* **Instructions to follow**:
Repeat the entries that follow verbatim, without any of their pictures.

* **Record list**:

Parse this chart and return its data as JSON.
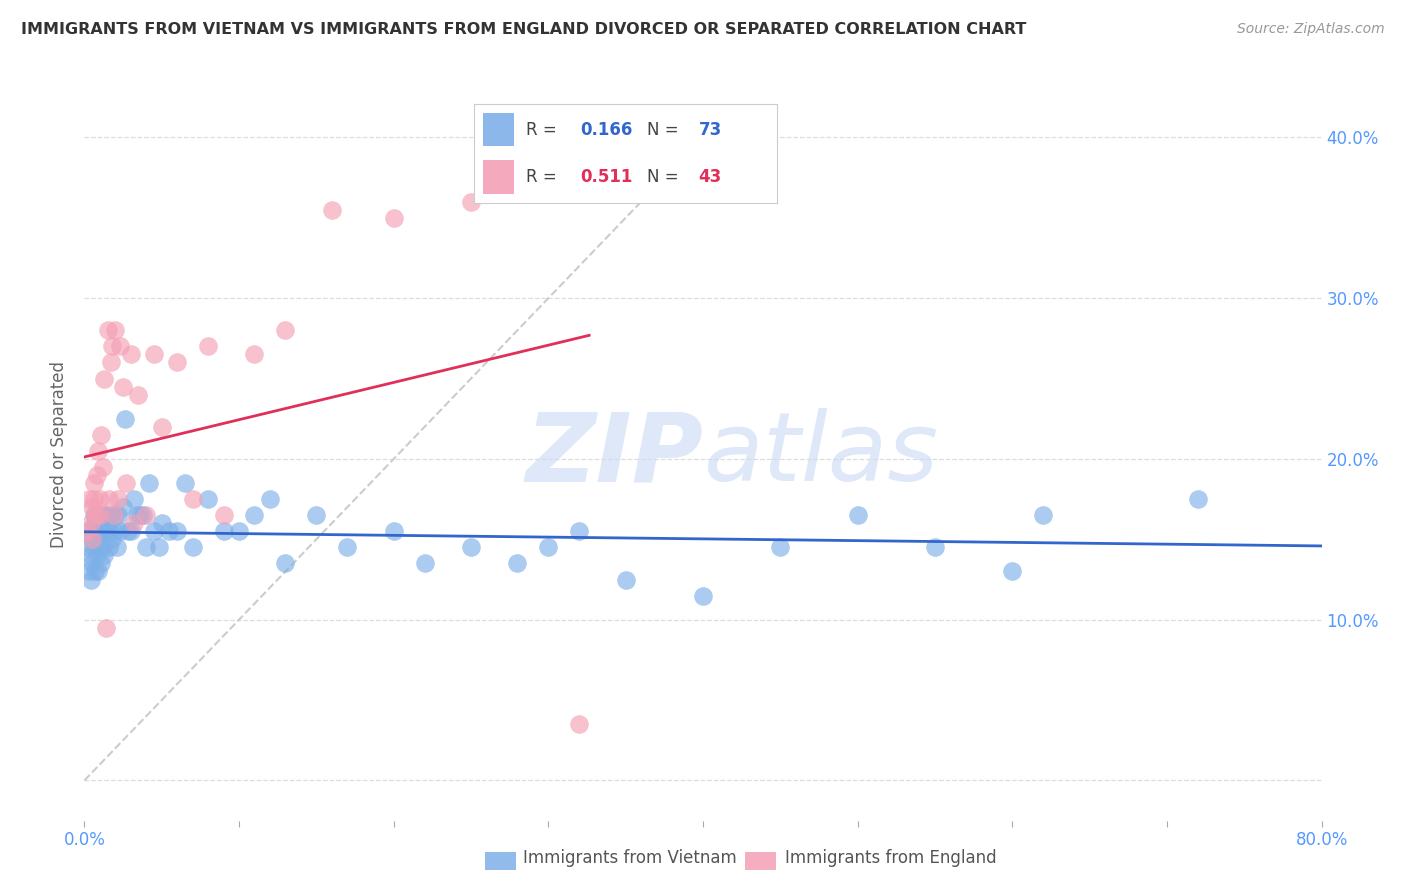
{
  "title": "IMMIGRANTS FROM VIETNAM VS IMMIGRANTS FROM ENGLAND DIVORCED OR SEPARATED CORRELATION CHART",
  "source": "Source: ZipAtlas.com",
  "ylabel": "Divorced or Separated",
  "xlim": [
    0.0,
    0.8
  ],
  "ylim": [
    -0.025,
    0.43
  ],
  "series1_label": "Immigrants from Vietnam",
  "series2_label": "Immigrants from England",
  "color1": "#7EB0E8",
  "color2": "#F4A0B5",
  "line1_color": "#3366CC",
  "line2_color": "#E0305A",
  "diag_color": "#cccccc",
  "axis_color": "#5599FF",
  "grid_color": "#dddddd",
  "watermark_color": "#c8daf5",
  "title_color": "#333333",
  "ylabel_color": "#666666",
  "source_color": "#999999",
  "legend_r1": "0.166",
  "legend_n1": "73",
  "legend_r2": "0.511",
  "legend_n2": "43",
  "vietnam_x": [
    0.002,
    0.003,
    0.003,
    0.004,
    0.004,
    0.005,
    0.005,
    0.006,
    0.006,
    0.007,
    0.007,
    0.008,
    0.008,
    0.009,
    0.009,
    0.01,
    0.01,
    0.011,
    0.011,
    0.012,
    0.012,
    0.013,
    0.013,
    0.014,
    0.015,
    0.016,
    0.016,
    0.017,
    0.018,
    0.019,
    0.02,
    0.021,
    0.022,
    0.023,
    0.025,
    0.026,
    0.028,
    0.03,
    0.032,
    0.034,
    0.036,
    0.038,
    0.04,
    0.042,
    0.045,
    0.048,
    0.05,
    0.055,
    0.06,
    0.065,
    0.07,
    0.08,
    0.09,
    0.1,
    0.11,
    0.12,
    0.13,
    0.15,
    0.17,
    0.2,
    0.22,
    0.25,
    0.28,
    0.3,
    0.32,
    0.35,
    0.4,
    0.45,
    0.5,
    0.55,
    0.6,
    0.62,
    0.72
  ],
  "vietnam_y": [
    0.145,
    0.13,
    0.155,
    0.14,
    0.125,
    0.15,
    0.135,
    0.165,
    0.145,
    0.16,
    0.13,
    0.155,
    0.14,
    0.165,
    0.13,
    0.155,
    0.145,
    0.16,
    0.135,
    0.165,
    0.145,
    0.155,
    0.14,
    0.165,
    0.16,
    0.155,
    0.145,
    0.165,
    0.15,
    0.155,
    0.165,
    0.145,
    0.165,
    0.155,
    0.17,
    0.225,
    0.155,
    0.155,
    0.175,
    0.165,
    0.165,
    0.165,
    0.145,
    0.185,
    0.155,
    0.145,
    0.16,
    0.155,
    0.155,
    0.185,
    0.145,
    0.175,
    0.155,
    0.155,
    0.165,
    0.175,
    0.135,
    0.165,
    0.145,
    0.155,
    0.135,
    0.145,
    0.135,
    0.145,
    0.155,
    0.125,
    0.115,
    0.145,
    0.165,
    0.145,
    0.13,
    0.165,
    0.175
  ],
  "england_x": [
    0.002,
    0.003,
    0.004,
    0.005,
    0.005,
    0.006,
    0.006,
    0.007,
    0.008,
    0.008,
    0.009,
    0.01,
    0.01,
    0.011,
    0.012,
    0.013,
    0.014,
    0.015,
    0.016,
    0.017,
    0.018,
    0.019,
    0.02,
    0.022,
    0.023,
    0.025,
    0.027,
    0.03,
    0.032,
    0.035,
    0.04,
    0.045,
    0.05,
    0.06,
    0.07,
    0.08,
    0.09,
    0.11,
    0.13,
    0.16,
    0.2,
    0.25,
    0.32
  ],
  "england_y": [
    0.155,
    0.175,
    0.16,
    0.17,
    0.15,
    0.175,
    0.185,
    0.165,
    0.19,
    0.165,
    0.205,
    0.175,
    0.165,
    0.215,
    0.195,
    0.25,
    0.095,
    0.28,
    0.175,
    0.26,
    0.27,
    0.165,
    0.28,
    0.175,
    0.27,
    0.245,
    0.185,
    0.265,
    0.16,
    0.24,
    0.165,
    0.265,
    0.22,
    0.26,
    0.175,
    0.27,
    0.165,
    0.265,
    0.28,
    0.355,
    0.35,
    0.36,
    0.035
  ]
}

* **Exercise solution**:
Parse this chart and return its data as JSON.
{
  "title": "IMMIGRANTS FROM VIETNAM VS IMMIGRANTS FROM ENGLAND DIVORCED OR SEPARATED CORRELATION CHART",
  "source": "Source: ZipAtlas.com",
  "ylabel": "Divorced or Separated",
  "xlim": [
    0.0,
    0.8
  ],
  "ylim": [
    -0.025,
    0.43
  ],
  "series1_label": "Immigrants from Vietnam",
  "series2_label": "Immigrants from England",
  "color1": "#7EB0E8",
  "color2": "#F4A0B5",
  "line1_color": "#3366CC",
  "line2_color": "#E0305A",
  "diag_color": "#cccccc",
  "axis_color": "#5599FF",
  "grid_color": "#dddddd",
  "watermark_color": "#c8daf5",
  "title_color": "#333333",
  "ylabel_color": "#666666",
  "source_color": "#999999",
  "legend_r1": "0.166",
  "legend_n1": "73",
  "legend_r2": "0.511",
  "legend_n2": "43",
  "vietnam_x": [
    0.002,
    0.003,
    0.003,
    0.004,
    0.004,
    0.005,
    0.005,
    0.006,
    0.006,
    0.007,
    0.007,
    0.008,
    0.008,
    0.009,
    0.009,
    0.01,
    0.01,
    0.011,
    0.011,
    0.012,
    0.012,
    0.013,
    0.013,
    0.014,
    0.015,
    0.016,
    0.016,
    0.017,
    0.018,
    0.019,
    0.02,
    0.021,
    0.022,
    0.023,
    0.025,
    0.026,
    0.028,
    0.03,
    0.032,
    0.034,
    0.036,
    0.038,
    0.04,
    0.042,
    0.045,
    0.048,
    0.05,
    0.055,
    0.06,
    0.065,
    0.07,
    0.08,
    0.09,
    0.1,
    0.11,
    0.12,
    0.13,
    0.15,
    0.17,
    0.2,
    0.22,
    0.25,
    0.28,
    0.3,
    0.32,
    0.35,
    0.4,
    0.45,
    0.5,
    0.55,
    0.6,
    0.62,
    0.72
  ],
  "vietnam_y": [
    0.145,
    0.13,
    0.155,
    0.14,
    0.125,
    0.15,
    0.135,
    0.165,
    0.145,
    0.16,
    0.13,
    0.155,
    0.14,
    0.165,
    0.13,
    0.155,
    0.145,
    0.16,
    0.135,
    0.165,
    0.145,
    0.155,
    0.14,
    0.165,
    0.16,
    0.155,
    0.145,
    0.165,
    0.15,
    0.155,
    0.165,
    0.145,
    0.165,
    0.155,
    0.17,
    0.225,
    0.155,
    0.155,
    0.175,
    0.165,
    0.165,
    0.165,
    0.145,
    0.185,
    0.155,
    0.145,
    0.16,
    0.155,
    0.155,
    0.185,
    0.145,
    0.175,
    0.155,
    0.155,
    0.165,
    0.175,
    0.135,
    0.165,
    0.145,
    0.155,
    0.135,
    0.145,
    0.135,
    0.145,
    0.155,
    0.125,
    0.115,
    0.145,
    0.165,
    0.145,
    0.13,
    0.165,
    0.175
  ],
  "england_x": [
    0.002,
    0.003,
    0.004,
    0.005,
    0.005,
    0.006,
    0.006,
    0.007,
    0.008,
    0.008,
    0.009,
    0.01,
    0.01,
    0.011,
    0.012,
    0.013,
    0.014,
    0.015,
    0.016,
    0.017,
    0.018,
    0.019,
    0.02,
    0.022,
    0.023,
    0.025,
    0.027,
    0.03,
    0.032,
    0.035,
    0.04,
    0.045,
    0.05,
    0.06,
    0.07,
    0.08,
    0.09,
    0.11,
    0.13,
    0.16,
    0.2,
    0.25,
    0.32
  ],
  "england_y": [
    0.155,
    0.175,
    0.16,
    0.17,
    0.15,
    0.175,
    0.185,
    0.165,
    0.19,
    0.165,
    0.205,
    0.175,
    0.165,
    0.215,
    0.195,
    0.25,
    0.095,
    0.28,
    0.175,
    0.26,
    0.27,
    0.165,
    0.28,
    0.175,
    0.27,
    0.245,
    0.185,
    0.265,
    0.16,
    0.24,
    0.165,
    0.265,
    0.22,
    0.26,
    0.175,
    0.27,
    0.165,
    0.265,
    0.28,
    0.355,
    0.35,
    0.36,
    0.035
  ]
}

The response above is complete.